[Work required]: Find every line in the records that holds the string "color". Copy each one.

[Raw records]
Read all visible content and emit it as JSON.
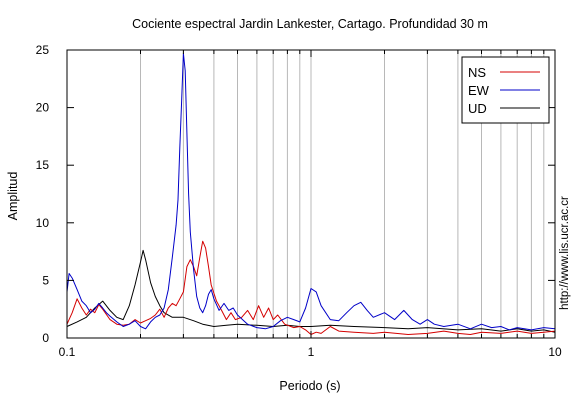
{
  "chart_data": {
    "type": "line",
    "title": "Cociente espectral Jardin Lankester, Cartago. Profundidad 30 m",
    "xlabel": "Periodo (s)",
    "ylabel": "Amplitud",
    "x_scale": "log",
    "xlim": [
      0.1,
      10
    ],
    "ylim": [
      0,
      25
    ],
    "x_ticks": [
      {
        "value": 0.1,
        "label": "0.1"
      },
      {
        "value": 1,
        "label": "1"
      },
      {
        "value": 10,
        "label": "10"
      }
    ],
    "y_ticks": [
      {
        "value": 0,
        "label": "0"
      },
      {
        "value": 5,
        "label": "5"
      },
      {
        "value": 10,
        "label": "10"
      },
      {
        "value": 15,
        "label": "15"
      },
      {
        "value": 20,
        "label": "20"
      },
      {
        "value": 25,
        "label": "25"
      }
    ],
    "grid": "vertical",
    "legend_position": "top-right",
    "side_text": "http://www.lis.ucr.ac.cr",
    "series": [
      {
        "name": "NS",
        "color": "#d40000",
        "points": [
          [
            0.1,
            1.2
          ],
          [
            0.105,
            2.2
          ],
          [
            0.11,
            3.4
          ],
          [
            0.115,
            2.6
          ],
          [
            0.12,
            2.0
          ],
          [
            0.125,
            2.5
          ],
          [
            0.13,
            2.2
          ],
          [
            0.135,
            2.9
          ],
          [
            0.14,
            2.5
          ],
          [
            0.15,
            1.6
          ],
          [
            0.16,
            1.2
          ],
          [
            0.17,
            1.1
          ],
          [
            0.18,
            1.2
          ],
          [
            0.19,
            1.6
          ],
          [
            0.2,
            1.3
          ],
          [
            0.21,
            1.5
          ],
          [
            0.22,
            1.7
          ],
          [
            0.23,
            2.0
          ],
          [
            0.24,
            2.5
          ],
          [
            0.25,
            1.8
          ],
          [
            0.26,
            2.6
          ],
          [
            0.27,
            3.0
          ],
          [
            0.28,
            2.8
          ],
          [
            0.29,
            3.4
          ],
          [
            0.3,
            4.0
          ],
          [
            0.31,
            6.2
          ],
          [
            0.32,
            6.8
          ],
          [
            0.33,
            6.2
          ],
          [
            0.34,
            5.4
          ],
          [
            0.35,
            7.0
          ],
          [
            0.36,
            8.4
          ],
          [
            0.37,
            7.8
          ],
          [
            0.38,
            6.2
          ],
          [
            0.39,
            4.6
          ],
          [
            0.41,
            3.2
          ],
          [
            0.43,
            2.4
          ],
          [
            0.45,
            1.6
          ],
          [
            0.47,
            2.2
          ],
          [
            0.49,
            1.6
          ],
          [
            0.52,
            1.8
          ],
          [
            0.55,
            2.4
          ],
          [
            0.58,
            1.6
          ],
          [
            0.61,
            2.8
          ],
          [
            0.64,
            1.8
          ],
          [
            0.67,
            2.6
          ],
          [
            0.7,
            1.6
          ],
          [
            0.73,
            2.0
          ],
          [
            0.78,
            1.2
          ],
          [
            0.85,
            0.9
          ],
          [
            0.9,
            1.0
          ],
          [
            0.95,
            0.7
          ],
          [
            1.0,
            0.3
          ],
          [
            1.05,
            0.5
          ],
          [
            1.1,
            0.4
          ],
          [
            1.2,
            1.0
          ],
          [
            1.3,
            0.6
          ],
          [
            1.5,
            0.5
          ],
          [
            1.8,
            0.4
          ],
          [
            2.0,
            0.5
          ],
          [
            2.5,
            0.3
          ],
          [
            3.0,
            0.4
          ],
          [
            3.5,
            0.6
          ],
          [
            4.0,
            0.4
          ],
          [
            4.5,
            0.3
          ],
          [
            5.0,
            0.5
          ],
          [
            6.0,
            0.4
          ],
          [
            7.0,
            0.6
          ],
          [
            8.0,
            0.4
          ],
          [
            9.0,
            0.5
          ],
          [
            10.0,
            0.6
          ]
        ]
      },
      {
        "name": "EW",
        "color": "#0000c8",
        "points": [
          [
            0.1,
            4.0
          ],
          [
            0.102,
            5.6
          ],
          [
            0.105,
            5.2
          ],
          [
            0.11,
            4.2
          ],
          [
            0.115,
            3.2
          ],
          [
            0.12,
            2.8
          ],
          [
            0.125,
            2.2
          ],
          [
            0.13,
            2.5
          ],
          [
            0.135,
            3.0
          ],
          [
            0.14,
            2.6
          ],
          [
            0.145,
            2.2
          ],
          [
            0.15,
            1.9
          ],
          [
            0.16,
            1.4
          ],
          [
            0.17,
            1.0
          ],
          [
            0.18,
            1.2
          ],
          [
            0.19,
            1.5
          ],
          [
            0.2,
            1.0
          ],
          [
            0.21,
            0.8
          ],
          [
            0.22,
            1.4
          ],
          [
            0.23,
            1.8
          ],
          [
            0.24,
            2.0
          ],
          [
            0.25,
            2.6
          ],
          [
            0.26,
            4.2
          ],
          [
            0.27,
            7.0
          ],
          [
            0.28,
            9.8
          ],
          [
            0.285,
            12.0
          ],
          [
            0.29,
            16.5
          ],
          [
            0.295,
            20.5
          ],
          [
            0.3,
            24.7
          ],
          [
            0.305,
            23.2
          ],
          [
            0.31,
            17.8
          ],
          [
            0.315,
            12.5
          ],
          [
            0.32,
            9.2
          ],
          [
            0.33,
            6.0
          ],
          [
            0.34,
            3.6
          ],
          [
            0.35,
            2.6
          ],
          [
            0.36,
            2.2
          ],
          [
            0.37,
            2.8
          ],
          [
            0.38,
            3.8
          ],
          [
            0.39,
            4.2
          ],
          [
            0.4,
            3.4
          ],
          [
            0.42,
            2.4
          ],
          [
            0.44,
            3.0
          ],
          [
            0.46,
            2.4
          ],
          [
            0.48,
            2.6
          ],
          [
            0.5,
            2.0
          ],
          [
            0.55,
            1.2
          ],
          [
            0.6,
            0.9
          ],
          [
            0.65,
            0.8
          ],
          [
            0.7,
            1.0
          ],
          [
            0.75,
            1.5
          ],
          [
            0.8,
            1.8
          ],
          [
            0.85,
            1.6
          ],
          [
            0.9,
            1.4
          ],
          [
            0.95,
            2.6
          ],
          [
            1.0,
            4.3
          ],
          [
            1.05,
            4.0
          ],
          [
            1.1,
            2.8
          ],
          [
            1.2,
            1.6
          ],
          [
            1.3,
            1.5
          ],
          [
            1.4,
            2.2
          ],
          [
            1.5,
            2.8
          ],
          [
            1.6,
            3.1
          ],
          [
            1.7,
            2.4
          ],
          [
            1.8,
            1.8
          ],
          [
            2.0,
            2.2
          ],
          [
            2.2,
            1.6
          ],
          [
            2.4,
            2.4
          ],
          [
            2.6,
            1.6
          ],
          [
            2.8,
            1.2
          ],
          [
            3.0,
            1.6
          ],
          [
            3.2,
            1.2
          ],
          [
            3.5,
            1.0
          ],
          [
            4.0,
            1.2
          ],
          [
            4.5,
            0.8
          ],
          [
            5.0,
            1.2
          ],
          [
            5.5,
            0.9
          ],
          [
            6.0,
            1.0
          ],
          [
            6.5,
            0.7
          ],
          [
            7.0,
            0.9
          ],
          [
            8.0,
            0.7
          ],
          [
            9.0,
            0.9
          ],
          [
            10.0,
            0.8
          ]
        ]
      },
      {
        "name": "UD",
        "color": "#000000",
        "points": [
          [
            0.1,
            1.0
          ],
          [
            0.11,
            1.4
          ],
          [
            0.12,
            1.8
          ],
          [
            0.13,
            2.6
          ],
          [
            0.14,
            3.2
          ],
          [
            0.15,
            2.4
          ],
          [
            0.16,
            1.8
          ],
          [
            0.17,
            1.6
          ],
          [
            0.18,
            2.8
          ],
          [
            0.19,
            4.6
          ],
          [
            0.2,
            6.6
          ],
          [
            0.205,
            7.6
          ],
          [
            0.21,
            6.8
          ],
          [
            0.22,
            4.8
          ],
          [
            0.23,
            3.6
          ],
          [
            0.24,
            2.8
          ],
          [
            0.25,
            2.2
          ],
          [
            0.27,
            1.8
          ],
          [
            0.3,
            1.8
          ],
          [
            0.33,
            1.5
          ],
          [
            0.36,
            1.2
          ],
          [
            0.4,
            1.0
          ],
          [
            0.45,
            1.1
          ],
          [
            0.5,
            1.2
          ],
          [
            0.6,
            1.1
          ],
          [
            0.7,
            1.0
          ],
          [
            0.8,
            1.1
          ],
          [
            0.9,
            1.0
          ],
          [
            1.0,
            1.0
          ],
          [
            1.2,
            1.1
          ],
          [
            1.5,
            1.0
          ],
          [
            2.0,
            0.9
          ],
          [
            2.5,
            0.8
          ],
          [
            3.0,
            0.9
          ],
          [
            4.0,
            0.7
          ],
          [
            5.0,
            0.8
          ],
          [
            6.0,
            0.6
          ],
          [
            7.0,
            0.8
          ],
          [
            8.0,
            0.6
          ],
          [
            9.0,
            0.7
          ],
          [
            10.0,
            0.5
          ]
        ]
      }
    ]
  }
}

[Complete output]:
        "color": "#d40000",
        "color": "#0000c8",
        "color": "#000000",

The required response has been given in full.